##### Data excerpts #####

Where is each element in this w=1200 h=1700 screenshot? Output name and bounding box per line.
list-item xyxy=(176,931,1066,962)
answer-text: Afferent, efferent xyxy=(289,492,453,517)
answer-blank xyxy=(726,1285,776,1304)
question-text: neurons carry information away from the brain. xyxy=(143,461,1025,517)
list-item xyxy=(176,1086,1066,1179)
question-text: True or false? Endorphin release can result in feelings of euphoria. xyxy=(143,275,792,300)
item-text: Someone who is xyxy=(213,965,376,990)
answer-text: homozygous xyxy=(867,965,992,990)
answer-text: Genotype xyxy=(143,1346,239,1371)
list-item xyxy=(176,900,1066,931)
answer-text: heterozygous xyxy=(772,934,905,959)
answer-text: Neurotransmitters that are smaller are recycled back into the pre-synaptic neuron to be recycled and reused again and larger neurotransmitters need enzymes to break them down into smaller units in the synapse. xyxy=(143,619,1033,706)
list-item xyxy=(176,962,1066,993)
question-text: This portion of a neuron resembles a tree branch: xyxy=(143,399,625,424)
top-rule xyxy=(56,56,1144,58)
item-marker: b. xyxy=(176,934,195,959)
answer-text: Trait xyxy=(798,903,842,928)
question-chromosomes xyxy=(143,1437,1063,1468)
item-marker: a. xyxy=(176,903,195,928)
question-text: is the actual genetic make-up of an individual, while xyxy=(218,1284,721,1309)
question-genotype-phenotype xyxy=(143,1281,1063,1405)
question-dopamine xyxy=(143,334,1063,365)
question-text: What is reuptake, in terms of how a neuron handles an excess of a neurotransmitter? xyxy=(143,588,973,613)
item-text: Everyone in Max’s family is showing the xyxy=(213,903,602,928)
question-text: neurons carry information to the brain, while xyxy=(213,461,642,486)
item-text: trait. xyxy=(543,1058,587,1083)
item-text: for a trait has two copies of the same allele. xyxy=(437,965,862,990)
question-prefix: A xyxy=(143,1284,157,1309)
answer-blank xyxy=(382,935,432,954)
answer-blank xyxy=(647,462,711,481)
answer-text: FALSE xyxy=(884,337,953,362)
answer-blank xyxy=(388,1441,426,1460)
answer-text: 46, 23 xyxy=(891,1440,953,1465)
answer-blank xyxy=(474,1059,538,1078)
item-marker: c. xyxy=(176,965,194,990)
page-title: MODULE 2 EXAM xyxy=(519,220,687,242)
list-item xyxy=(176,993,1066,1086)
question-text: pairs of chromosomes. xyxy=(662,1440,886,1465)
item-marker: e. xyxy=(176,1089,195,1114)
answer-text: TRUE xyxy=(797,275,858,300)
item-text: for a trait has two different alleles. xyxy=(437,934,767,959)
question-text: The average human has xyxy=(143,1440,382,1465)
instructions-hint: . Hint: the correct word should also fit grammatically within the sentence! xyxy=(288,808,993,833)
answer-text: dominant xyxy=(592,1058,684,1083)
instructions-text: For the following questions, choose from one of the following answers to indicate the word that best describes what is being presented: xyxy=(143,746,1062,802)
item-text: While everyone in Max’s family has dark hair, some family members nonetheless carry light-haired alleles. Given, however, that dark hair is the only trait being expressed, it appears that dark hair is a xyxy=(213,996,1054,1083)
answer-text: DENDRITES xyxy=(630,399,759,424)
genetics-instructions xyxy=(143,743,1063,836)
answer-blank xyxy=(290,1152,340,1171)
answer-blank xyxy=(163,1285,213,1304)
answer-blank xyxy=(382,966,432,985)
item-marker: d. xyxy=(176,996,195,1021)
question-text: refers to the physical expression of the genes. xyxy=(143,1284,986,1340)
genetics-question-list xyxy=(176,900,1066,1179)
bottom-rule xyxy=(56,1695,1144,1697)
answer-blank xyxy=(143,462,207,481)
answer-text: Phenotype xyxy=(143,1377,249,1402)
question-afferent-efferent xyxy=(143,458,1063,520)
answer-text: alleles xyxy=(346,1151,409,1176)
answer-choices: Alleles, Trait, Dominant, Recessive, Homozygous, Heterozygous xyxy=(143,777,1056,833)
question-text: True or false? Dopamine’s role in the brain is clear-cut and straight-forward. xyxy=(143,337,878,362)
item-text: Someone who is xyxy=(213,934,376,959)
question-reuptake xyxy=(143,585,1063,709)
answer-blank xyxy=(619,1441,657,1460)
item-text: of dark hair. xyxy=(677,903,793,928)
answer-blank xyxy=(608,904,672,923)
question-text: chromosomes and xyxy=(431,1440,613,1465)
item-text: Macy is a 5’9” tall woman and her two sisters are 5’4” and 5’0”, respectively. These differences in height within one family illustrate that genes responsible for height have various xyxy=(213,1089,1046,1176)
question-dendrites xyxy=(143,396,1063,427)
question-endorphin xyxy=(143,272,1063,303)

#####

**Task to complete**
Repeat each record word for word.

**Output below**
Where is each element in this w=1200 h=1700 screenshot? Output name and bounding box per line.
list-item xyxy=(176,931,1066,962)
answer-text: Afferent, efferent xyxy=(289,492,453,517)
answer-blank xyxy=(726,1285,776,1304)
question-text: neurons carry information away from the brain. xyxy=(143,461,1025,517)
list-item xyxy=(176,1086,1066,1179)
question-text: True or false? Endorphin release can result in feelings of euphoria. xyxy=(143,275,792,300)
item-text: Someone who is xyxy=(213,965,376,990)
answer-text: homozygous xyxy=(867,965,992,990)
answer-text: Genotype xyxy=(143,1346,239,1371)
list-item xyxy=(176,900,1066,931)
answer-text: heterozygous xyxy=(772,934,905,959)
answer-text: Neurotransmitters that are smaller are recycled back into the pre-synaptic neuron to be recycled and reused again and larger neurotransmitters need enzymes to break them down into smaller units in the synapse. xyxy=(143,619,1033,706)
list-item xyxy=(176,962,1066,993)
question-text: This portion of a neuron resembles a tree branch: xyxy=(143,399,625,424)
top-rule xyxy=(56,56,1144,58)
item-marker: b. xyxy=(176,934,195,959)
answer-text: Trait xyxy=(798,903,842,928)
question-chromosomes xyxy=(143,1437,1063,1468)
item-marker: a. xyxy=(176,903,195,928)
question-text: is the actual genetic make-up of an individual, while xyxy=(218,1284,721,1309)
question-genotype-phenotype xyxy=(143,1281,1063,1405)
question-dopamine xyxy=(143,334,1063,365)
question-text: What is reuptake, in terms of how a neuron handles an excess of a neurotransmitter? xyxy=(143,588,973,613)
item-text: Everyone in Max’s family is showing the xyxy=(213,903,602,928)
question-text: neurons carry information to the brain, while xyxy=(213,461,642,486)
item-text: trait. xyxy=(543,1058,587,1083)
item-text: for a trait has two copies of the same allele. xyxy=(437,965,862,990)
question-prefix: A xyxy=(143,1284,157,1309)
answer-blank xyxy=(382,935,432,954)
answer-blank xyxy=(647,462,711,481)
answer-text: FALSE xyxy=(884,337,953,362)
answer-blank xyxy=(388,1441,426,1460)
answer-text: 46, 23 xyxy=(891,1440,953,1465)
answer-blank xyxy=(474,1059,538,1078)
item-marker: c. xyxy=(176,965,194,990)
page-title: MODULE 2 EXAM xyxy=(519,220,687,242)
list-item xyxy=(176,993,1066,1086)
question-text: pairs of chromosomes. xyxy=(662,1440,886,1465)
item-marker: e. xyxy=(176,1089,195,1114)
answer-text: TRUE xyxy=(797,275,858,300)
item-text: for a trait has two different alleles. xyxy=(437,934,767,959)
question-text: The average human has xyxy=(143,1440,382,1465)
instructions-hint: . Hint: the correct word should also fit grammatically within the sentence! xyxy=(288,808,993,833)
answer-text: dominant xyxy=(592,1058,684,1083)
instructions-text: For the following questions, choose from one of the following answers to indicate the word that best describes what is being presented: xyxy=(143,746,1062,802)
item-text: While everyone in Max’s family has dark hair, some family members nonetheless carry light-haired alleles. Given, however, that dark hair is the only trait being expressed, it appears that dark hair is a xyxy=(213,996,1054,1083)
answer-text: DENDRITES xyxy=(630,399,759,424)
genetics-instructions xyxy=(143,743,1063,836)
answer-blank xyxy=(290,1152,340,1171)
answer-blank xyxy=(163,1285,213,1304)
answer-blank xyxy=(382,966,432,985)
item-marker: d. xyxy=(176,996,195,1021)
question-text: refers to the physical expression of the genes. xyxy=(143,1284,986,1340)
genetics-question-list xyxy=(176,900,1066,1179)
bottom-rule xyxy=(56,1695,1144,1697)
answer-blank xyxy=(143,462,207,481)
answer-text: Phenotype xyxy=(143,1377,249,1402)
question-afferent-efferent xyxy=(143,458,1063,520)
answer-text: alleles xyxy=(346,1151,409,1176)
answer-choices: Alleles, Trait, Dominant, Recessive, Homozygous, Heterozygous xyxy=(143,777,1056,833)
question-text: True or false? Dopamine’s role in the brain is clear-cut and straight-forward. xyxy=(143,337,878,362)
item-text: Someone who is xyxy=(213,934,376,959)
question-reuptake xyxy=(143,585,1063,709)
answer-blank xyxy=(619,1441,657,1460)
item-text: of dark hair. xyxy=(677,903,793,928)
answer-blank xyxy=(608,904,672,923)
question-text: chromosomes and xyxy=(431,1440,613,1465)
item-text: Macy is a 5’9” tall woman and her two sisters are 5’4” and 5’0”, respectively. These differences in height within one family illustrate that genes responsible for height have various xyxy=(213,1089,1046,1176)
question-dendrites xyxy=(143,396,1063,427)
question-endorphin xyxy=(143,272,1063,303)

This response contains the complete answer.